**Work to complete**
In the items below, take everything from the line containing "window-title: (無題)(更新) - 秀丸 (21, 4, 129, 18)" down to and including the line containing "newline-marker: ↓ (950, 401, 959, 416)". Render it as a Markdown table with the columns Row and Item line, numbering each line and omitting blank lines.

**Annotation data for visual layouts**
......

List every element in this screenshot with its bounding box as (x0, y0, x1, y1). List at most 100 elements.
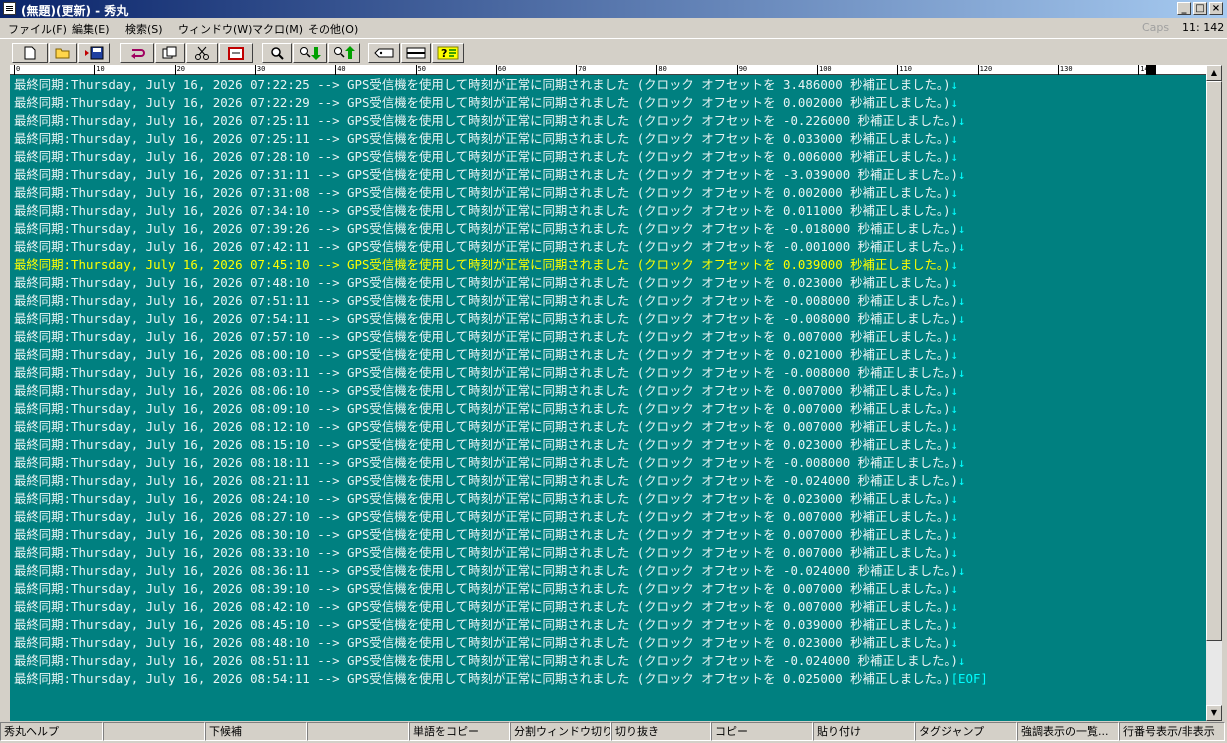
window-title: (無題)(更新) - 秀丸 (21, 4, 129, 18)
vertical-scrollbar[interactable]: ▲ ▼ (1206, 65, 1222, 721)
text-line[interactable]: 最終同期:Thursday, July 16, 2026 08:06:10 --… (14, 382, 988, 400)
line-suffix: 秒補正しました。) (842, 131, 951, 146)
help-button[interactable]: ? (432, 43, 464, 63)
text-line[interactable]: 最終同期:Thursday, July 16, 2026 07:25:11 --… (14, 112, 988, 130)
newline-marker: ↓ (950, 401, 959, 416)
text-line[interactable]: 最終同期:Thursday, July 16, 2026 08:51:11 --… (14, 652, 988, 670)
text-line[interactable]: 最終同期:Thursday, July 16, 2026 08:42:10 --… (14, 598, 988, 616)
line-time: 08:36:11 (250, 563, 310, 578)
text-line[interactable]: 最終同期:Thursday, July 16, 2026 07:54:11 --… (14, 310, 988, 328)
text-line[interactable]: 最終同期:Thursday, July 16, 2026 08:15:10 --… (14, 436, 988, 454)
text-line[interactable]: 最終同期:Thursday, July 16, 2026 07:39:26 --… (14, 220, 988, 238)
scroll-down-button[interactable]: ▼ (1206, 705, 1222, 721)
text-line[interactable]: 最終同期:Thursday, July 16, 2026 07:31:11 --… (14, 166, 988, 184)
ruler-label: 20 (176, 65, 186, 73)
find-button[interactable] (262, 43, 292, 63)
menu-search[interactable]: 検索(S) (125, 21, 163, 37)
line-prefix: 最終同期:Thursday, July 16, 2026 (14, 437, 251, 452)
line-message: --> GPS受信機を使用して時刻が正常に同期されました (クロック オフセット… (309, 293, 784, 308)
text-lines[interactable]: 最終同期:Thursday, July 16, 2026 07:22:25 --… (14, 76, 988, 688)
fkey-3[interactable]: 下候補 (205, 722, 307, 741)
cut-button[interactable] (186, 43, 218, 63)
copy-button[interactable] (155, 43, 185, 63)
line-offset: 0.021000 (783, 347, 843, 362)
line-suffix: 秒補正しました。) (850, 563, 959, 578)
text-line[interactable]: 最終同期:Thursday, July 16, 2026 08:48:10 --… (14, 634, 988, 652)
ruler-label: 70 (578, 65, 587, 73)
text-line[interactable]: 最終同期:Thursday, July 16, 2026 08:00:10 --… (14, 346, 988, 364)
open-file-button[interactable] (49, 43, 77, 63)
editor-area[interactable]: 0 10 20 30 40 50 60 70 80 90 100 110 120 130 140 最終同期:… (10, 65, 1206, 721)
line-message: --> GPS受信機を使用して時刻が正常に同期されました (クロック オフセット… (309, 185, 784, 200)
text-line[interactable]: 最終同期:Thursday, July 16, 2026 08:12:10 --… (14, 418, 988, 436)
close-button[interactable]: × (1209, 2, 1223, 15)
fkey-7[interactable]: 切り抜き (611, 722, 711, 741)
text-line[interactable]: 最終同期:Thursday, July 16, 2026 07:51:11 --… (14, 292, 988, 310)
paste-button[interactable] (219, 43, 253, 63)
line-prefix: 最終同期:Thursday, July 16, 2026 (14, 671, 251, 686)
text-line[interactable]: 最終同期:Thursday, July 16, 2026 07:28:10 --… (14, 148, 988, 166)
text-line[interactable]: 最終同期:Thursday, July 16, 2026 07:57:10 --… (14, 328, 988, 346)
text-line[interactable]: 最終同期:Thursday, July 16, 2026 08:03:11 --… (14, 364, 988, 382)
newline-marker: ↓ (958, 221, 966, 236)
text-line[interactable]: 最終同期:Thursday, July 16, 2026 08:30:10 --… (14, 526, 988, 544)
text-line[interactable]: 最終同期:Thursday, July 16, 2026 08:39:10 --… (14, 580, 988, 598)
new-file-button[interactable] (12, 43, 48, 63)
line-suffix: 秒補正しました。) (850, 167, 959, 182)
fkey-2[interactable] (103, 722, 205, 741)
minimize-button[interactable]: _ (1177, 2, 1191, 15)
fkey-1[interactable]: 秀丸ヘルプ (0, 722, 103, 741)
fkey-8[interactable]: コピー (711, 722, 813, 741)
fkey-6[interactable]: 分割ウィンドウ切り替え (510, 722, 611, 741)
text-line[interactable]: 最終同期:Thursday, July 16, 2026 08:54:11 --… (14, 670, 988, 688)
text-line[interactable]: 最終同期:Thursday, July 16, 2026 08:36:11 --… (14, 562, 988, 580)
text-line[interactable]: 最終同期:Thursday, July 16, 2026 07:48:10 --… (14, 274, 988, 292)
find-prev-button[interactable] (328, 43, 360, 63)
split-window-button[interactable] (401, 43, 431, 63)
menu-other[interactable]: その他(O) (308, 21, 358, 37)
menu-macro[interactable]: マクロ(M) (252, 21, 303, 37)
save-button[interactable] (78, 43, 110, 63)
fkey-4[interactable] (307, 722, 409, 741)
line-message: --> GPS受信機を使用して時刻が正常に同期されました (クロック オフセット… (309, 149, 784, 164)
fkey-11[interactable]: 強調表示の一覧... (1017, 722, 1119, 741)
maximize-button[interactable]: □ (1193, 2, 1207, 15)
scroll-up-button[interactable]: ▲ (1206, 65, 1222, 81)
app-icon[interactable] (3, 2, 16, 15)
ruler-label: 100 (819, 65, 832, 73)
text-line[interactable]: 最終同期:Thursday, July 16, 2026 07:34:10 --… (14, 202, 988, 220)
newline-marker: ↓ (950, 437, 959, 452)
menu-edit[interactable]: 編集(E) (72, 21, 110, 37)
text-line[interactable]: 最終同期:Thursday, July 16, 2026 08:27:10 --… (14, 508, 988, 526)
svg-text:?: ? (441, 47, 447, 60)
text-line[interactable]: 最終同期:Thursday, July 16, 2026 08:09:10 --… (14, 400, 988, 418)
line-prefix: 最終同期:Thursday, July 16, 2026 (14, 419, 251, 434)
text-line[interactable]: 最終同期:Thursday, July 16, 2026 07:42:11 --… (14, 238, 988, 256)
line-offset: -0.024000 (783, 473, 851, 488)
text-line[interactable]: 最終同期:Thursday, July 16, 2026 08:18:11 --… (14, 454, 988, 472)
menu-window[interactable]: ウィンドウ(W) (178, 21, 252, 37)
fkey-5[interactable]: 単語をコピー (409, 722, 510, 741)
line-message: --> GPS受信機を使用して時刻が正常に同期されました (クロック オフセット… (309, 671, 784, 686)
undo-button[interactable] (120, 43, 154, 63)
fkey-9[interactable]: 貼り付け (813, 722, 915, 741)
scroll-thumb[interactable] (1206, 81, 1222, 641)
text-line[interactable]: 最終同期:Thursday, July 16, 2026 08:33:10 --… (14, 544, 988, 562)
fkey-10[interactable]: タグジャンプ (915, 722, 1017, 741)
text-line[interactable]: 最終同期:Thursday, July 16, 2026 07:22:25 --… (14, 76, 988, 94)
line-time: 08:06:10 (250, 383, 310, 398)
ruler-label: 130 (1059, 65, 1073, 73)
text-line[interactable]: 最終同期:Thursday, July 16, 2026 07:31:08 --… (14, 184, 988, 202)
fkey-12[interactable]: 行番号表示/非表示 (1119, 722, 1225, 741)
line-prefix: 最終同期:Thursday, July 16, 2026 (14, 455, 251, 470)
text-line[interactable]: 最終同期:Thursday, July 16, 2026 07:25:11 --… (14, 130, 988, 148)
text-line[interactable]: 最終同期:Thursday, July 16, 2026 08:21:11 --… (14, 472, 988, 490)
text-line[interactable]: 最終同期:Thursday, July 16, 2026 08:45:10 --… (14, 616, 988, 634)
text-line[interactable]: 最終同期:Thursday, July 16, 2026 08:24:10 --… (14, 490, 988, 508)
menu-file[interactable]: ファイル(F) (8, 21, 67, 37)
text-line[interactable]: 最終同期:Thursday, July 16, 2026 07:22:29 --… (14, 94, 988, 112)
line-prefix: 最終同期:Thursday, July 16, 2026 (14, 545, 251, 560)
find-next-button[interactable] (293, 43, 327, 63)
text-line[interactable]: 最終同期:Thursday, July 16, 2026 07:45:10 --… (14, 256, 988, 274)
tag-jump-button[interactable] (368, 43, 400, 63)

......

**Problem solution**
| Row | Item line |
|---|---|
| 1 | window-title: (無題)(更新) - 秀丸 (21, 4, 129, 18) |
| 2 | vertical-scrollbar[interactable]: ▲ ▼ (1206, 65, 1222, 721) |
| 3 | text-line[interactable]: 最終同期:Thursday, July 16, 2026 08:06:10 --… (14, 382, 988, 400) |
| 4 | line-suffix: 秒補正しました。) (842, 131, 951, 146) |
| 5 | help-button[interactable]: ? (432, 43, 464, 63) |
| 6 | text-line[interactable]: 最終同期:Thursday, July 16, 2026 07:25:11 --… (14, 112, 988, 130) |
| 7 | newline-marker: ↓ (950, 401, 959, 416) |